* FRAGMENTO PARA LEER *
□ □ □ □ □
La mayoría de los humanistas conservaban las creencias supersticiosas que encontraban apoyo en la Antigüedad. La magia y la hechicería podían ser impías, pero no se las consideraba imposibles. Inocencio VIII, en 1484, publicó una bula contra la hechicería, que motivó una espantosa persecución de las brujas en Alemania y en otras partes. La astrología la estimaron especialmente los librepensadores; adquirió una boga que no había tenido desde los tiempos antiguos. El primer efecto de la emancipación de la Iglesia no fue hacer que los hombres pensaran racionalmente, sino abrir sus mentes a toda suerte de necedades antiguas.
Moralmente, el primer efecto de la emancipación fue en igual medida desastroso. Las viejas normas morales ya no fueron respetadas; la mayoría de los gobernantes de los Estados habían adquirido su posición por medio de traiciones y la conservaban con una crueldad despiadada. Cuando los cardenales eran invitados a comer en la coronación del Papa traían su propio vino y su propio copero, por temor al veneno.[3] Salvo Savonarola, difícilmente un italiano de la época exponía nada por una finalidad pública. Los males de la corrupción papal eran obvios, pero no se hizo nada respecto a ellos. La conveniencia de la unidad italiana era evidente, pero los gobernantes eran incapaces de llegar a una componenda. El peligro de la dominación extranjera era inminente; sin embargo, todo gobernante italiano estaba dispuesto a invocar la ayuda de cualquier Poder exterior, incluso el turco, en cualquier disputa con otro gobernante italiano. No puedo pensar en un crimen, salvo el de la destrucción de los manuscritos antiguos, del que los hombres del Renacimiento no fueran culpables con frecuencia.
□ □ □ □ □
* Elementos de un conjunto de datos *

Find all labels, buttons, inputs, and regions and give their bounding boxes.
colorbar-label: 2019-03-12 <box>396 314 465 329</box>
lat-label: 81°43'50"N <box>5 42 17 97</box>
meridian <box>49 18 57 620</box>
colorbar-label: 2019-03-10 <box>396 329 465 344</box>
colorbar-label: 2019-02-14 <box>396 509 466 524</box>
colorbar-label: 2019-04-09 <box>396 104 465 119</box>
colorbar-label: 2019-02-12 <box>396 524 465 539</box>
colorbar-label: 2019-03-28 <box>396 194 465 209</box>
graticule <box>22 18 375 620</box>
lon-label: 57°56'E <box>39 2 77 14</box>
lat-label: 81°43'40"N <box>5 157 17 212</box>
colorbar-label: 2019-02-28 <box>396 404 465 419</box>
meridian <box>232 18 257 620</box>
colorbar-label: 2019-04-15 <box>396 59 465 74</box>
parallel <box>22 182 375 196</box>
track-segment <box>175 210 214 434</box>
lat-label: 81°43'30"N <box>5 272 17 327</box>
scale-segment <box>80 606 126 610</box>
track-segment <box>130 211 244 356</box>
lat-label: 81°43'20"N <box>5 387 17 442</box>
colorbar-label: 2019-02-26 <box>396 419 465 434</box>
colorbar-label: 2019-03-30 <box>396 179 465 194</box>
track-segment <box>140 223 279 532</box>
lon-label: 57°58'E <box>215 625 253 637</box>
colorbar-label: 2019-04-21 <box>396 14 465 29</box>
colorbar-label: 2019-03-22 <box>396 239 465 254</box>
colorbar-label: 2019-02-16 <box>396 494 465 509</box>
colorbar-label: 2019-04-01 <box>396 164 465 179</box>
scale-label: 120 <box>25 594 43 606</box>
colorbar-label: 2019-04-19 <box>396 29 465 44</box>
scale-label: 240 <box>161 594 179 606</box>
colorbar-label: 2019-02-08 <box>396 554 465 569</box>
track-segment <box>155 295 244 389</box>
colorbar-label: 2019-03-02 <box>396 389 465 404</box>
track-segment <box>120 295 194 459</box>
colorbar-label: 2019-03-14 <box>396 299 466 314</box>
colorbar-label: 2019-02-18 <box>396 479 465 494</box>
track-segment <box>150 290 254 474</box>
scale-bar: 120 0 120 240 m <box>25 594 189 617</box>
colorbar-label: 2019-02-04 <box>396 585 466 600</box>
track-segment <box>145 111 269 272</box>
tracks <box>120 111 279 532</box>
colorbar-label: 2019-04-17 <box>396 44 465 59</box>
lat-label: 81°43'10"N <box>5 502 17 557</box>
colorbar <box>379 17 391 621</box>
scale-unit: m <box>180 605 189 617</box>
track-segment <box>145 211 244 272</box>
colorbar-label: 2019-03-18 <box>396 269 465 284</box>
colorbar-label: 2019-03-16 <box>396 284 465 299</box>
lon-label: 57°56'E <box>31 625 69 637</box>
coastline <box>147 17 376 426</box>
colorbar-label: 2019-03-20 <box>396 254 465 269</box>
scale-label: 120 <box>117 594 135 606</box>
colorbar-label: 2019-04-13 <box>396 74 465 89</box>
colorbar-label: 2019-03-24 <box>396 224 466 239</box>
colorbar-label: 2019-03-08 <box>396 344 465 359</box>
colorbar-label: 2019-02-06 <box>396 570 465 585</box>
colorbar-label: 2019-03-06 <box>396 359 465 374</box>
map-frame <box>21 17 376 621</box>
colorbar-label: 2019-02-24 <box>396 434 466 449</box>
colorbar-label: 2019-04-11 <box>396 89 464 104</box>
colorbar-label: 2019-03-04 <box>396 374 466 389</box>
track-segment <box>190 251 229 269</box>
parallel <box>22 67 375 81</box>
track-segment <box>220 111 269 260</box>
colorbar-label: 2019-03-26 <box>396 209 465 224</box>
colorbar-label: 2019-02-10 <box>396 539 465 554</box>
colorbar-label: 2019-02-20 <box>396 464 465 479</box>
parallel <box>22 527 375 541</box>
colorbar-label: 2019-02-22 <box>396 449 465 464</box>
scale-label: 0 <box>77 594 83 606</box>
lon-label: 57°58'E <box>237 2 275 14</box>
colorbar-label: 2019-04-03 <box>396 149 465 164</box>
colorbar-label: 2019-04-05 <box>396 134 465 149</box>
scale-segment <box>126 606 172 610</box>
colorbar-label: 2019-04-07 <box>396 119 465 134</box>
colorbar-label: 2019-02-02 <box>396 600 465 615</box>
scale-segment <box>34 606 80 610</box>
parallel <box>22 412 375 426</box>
□ □ □ □ □
* QUÉ HACER *
Cambia "hechicería" por "brujería" y vuelve a escribir la parte del texto sobre el Renacimiento que empieza con las palabras "La mayoría de los humanistas" y termina después de "de necedades antiguas.".

* RESPUESTA *
La mayoría de los humanistas conservaban las creencias supersticiosas que encontraban apoyo en la Antigüedad. La magia y la brujería podían ser impías, pero no se las consideraba imposibles. Inocencio VIII, en 1484, publicó una bula contra la brujería, que motivó una espantosa persecución de las brujas en Alemania y en otras partes. La astrología la estimaron especialmente los librepensadores; adquirió una boga que no había tenido desde los tiempos antiguos. El primer efecto de la emancipación de la Iglesia no fue hacer que los hombres pensaran racionalmente, sino abrir sus mentes a toda suerte de necedades antiguas.